• Exercise objective
In the entries, find all lines that hold the word "QUIZ" and copy them.

• Source records
········

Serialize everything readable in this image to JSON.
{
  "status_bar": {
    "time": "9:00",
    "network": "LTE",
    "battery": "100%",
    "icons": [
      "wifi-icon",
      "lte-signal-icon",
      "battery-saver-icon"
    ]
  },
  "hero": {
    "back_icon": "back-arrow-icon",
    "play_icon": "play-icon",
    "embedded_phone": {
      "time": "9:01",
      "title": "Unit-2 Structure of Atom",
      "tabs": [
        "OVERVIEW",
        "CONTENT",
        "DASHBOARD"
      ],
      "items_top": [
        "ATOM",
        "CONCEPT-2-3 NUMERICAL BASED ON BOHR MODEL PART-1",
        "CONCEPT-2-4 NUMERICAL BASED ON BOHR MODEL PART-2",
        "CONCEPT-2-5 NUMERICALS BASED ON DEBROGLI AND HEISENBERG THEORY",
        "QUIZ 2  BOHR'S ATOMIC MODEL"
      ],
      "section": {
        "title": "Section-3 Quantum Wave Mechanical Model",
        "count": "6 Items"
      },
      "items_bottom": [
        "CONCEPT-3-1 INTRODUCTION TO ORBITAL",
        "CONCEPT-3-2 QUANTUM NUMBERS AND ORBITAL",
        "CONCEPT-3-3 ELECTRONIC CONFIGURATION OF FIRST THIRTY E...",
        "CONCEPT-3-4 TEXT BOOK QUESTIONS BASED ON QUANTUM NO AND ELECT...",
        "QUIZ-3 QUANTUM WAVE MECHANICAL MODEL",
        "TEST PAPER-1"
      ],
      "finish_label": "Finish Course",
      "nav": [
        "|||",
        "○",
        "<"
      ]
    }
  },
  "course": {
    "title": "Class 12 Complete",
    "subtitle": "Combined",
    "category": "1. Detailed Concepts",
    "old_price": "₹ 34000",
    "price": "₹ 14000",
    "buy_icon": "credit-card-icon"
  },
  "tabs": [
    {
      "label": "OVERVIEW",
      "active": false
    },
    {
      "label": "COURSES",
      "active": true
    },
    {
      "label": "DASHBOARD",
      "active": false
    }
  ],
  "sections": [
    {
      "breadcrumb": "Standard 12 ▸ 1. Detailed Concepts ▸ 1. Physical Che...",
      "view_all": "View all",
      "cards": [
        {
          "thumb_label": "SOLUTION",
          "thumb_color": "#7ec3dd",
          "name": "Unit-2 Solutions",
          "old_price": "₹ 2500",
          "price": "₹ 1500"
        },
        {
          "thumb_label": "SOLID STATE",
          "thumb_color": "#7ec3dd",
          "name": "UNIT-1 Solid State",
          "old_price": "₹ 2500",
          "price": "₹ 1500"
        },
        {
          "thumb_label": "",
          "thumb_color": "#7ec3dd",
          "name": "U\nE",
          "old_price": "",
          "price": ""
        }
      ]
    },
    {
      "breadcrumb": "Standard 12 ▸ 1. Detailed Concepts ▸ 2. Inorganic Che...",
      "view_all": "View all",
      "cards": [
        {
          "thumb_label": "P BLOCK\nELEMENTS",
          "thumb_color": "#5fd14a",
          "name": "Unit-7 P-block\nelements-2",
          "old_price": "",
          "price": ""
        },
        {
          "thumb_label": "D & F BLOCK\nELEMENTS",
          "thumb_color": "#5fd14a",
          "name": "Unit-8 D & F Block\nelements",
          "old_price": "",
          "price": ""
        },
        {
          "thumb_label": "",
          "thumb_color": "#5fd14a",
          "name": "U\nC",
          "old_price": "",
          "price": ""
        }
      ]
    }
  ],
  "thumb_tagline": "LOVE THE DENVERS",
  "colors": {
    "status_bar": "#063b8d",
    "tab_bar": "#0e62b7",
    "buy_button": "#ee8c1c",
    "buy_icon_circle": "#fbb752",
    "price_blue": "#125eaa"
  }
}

········

• Final answer
        "QUIZ 2  BOHR'S ATOMIC MODEL"
        "QUIZ-3 QUANTUM WAVE MECHANICAL MODEL",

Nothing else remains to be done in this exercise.